(Extracted data entries)

START

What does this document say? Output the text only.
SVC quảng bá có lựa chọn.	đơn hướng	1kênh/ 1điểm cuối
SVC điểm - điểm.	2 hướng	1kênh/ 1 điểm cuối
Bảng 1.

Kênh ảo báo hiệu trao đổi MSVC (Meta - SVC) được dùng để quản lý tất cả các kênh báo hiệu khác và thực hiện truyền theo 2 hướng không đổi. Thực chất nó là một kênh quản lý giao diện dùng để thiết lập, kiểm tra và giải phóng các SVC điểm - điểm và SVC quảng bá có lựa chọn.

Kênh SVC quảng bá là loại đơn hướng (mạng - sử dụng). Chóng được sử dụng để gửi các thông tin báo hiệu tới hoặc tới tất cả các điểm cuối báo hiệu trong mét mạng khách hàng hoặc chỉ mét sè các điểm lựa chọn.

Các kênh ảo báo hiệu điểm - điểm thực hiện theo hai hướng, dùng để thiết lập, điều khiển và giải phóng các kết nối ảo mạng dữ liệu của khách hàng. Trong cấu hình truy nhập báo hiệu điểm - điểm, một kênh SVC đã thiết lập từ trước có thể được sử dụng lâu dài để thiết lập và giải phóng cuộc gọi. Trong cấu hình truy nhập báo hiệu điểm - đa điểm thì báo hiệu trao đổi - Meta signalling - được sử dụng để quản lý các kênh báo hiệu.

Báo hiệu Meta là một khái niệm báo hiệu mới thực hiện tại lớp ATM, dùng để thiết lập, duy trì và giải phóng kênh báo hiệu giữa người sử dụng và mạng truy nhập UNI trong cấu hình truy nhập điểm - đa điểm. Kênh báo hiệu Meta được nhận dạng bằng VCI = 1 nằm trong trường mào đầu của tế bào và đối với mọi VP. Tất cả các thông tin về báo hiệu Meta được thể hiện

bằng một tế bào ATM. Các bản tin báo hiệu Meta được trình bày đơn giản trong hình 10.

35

END

-- Stated exercise --
Find the lines containing "giải" and pull them out.

-- Output for this task --
Kênh ảo báo hiệu trao đổi MSVC (Meta - SVC) được dùng để quản lý tất cả các kênh báo hiệu khác và thực hiện truyền theo 2 hướng không đổi. Thực chất nó là một kênh quản lý giao diện dùng để thiết lập, kiểm tra và giải phóng các SVC điểm - điểm và SVC quảng bá có lựa chọn.
Các kênh ảo báo hiệu điểm - điểm thực hiện theo hai hướng, dùng để thiết lập, điều khiển và giải phóng các kết nối ảo mạng dữ liệu của khách hàng. Trong cấu hình truy nhập báo hiệu điểm - điểm, một kênh SVC đã thiết lập từ trước có thể được sử dụng lâu dài để thiết lập và giải phóng cuộc gọi. Trong cấu hình truy nhập báo hiệu điểm - đa điểm thì báo hiệu trao đổi - Meta signalling - được sử dụng để quản lý các kênh báo hiệu.
Báo hiệu Meta là một khái niệm báo hiệu mới thực hiện tại lớp ATM, dùng để thiết lập, duy trì và giải phóng kênh báo hiệu giữa người sử dụng và mạng truy nhập UNI trong cấu hình truy nhập điểm - đa điểm. Kênh báo hiệu Meta được nhận dạng bằng VCI = 1 nằm trong trường mào đầu của tế bào và đối với mọi VP. Tất cả các thông tin về báo hiệu Meta được thể hiện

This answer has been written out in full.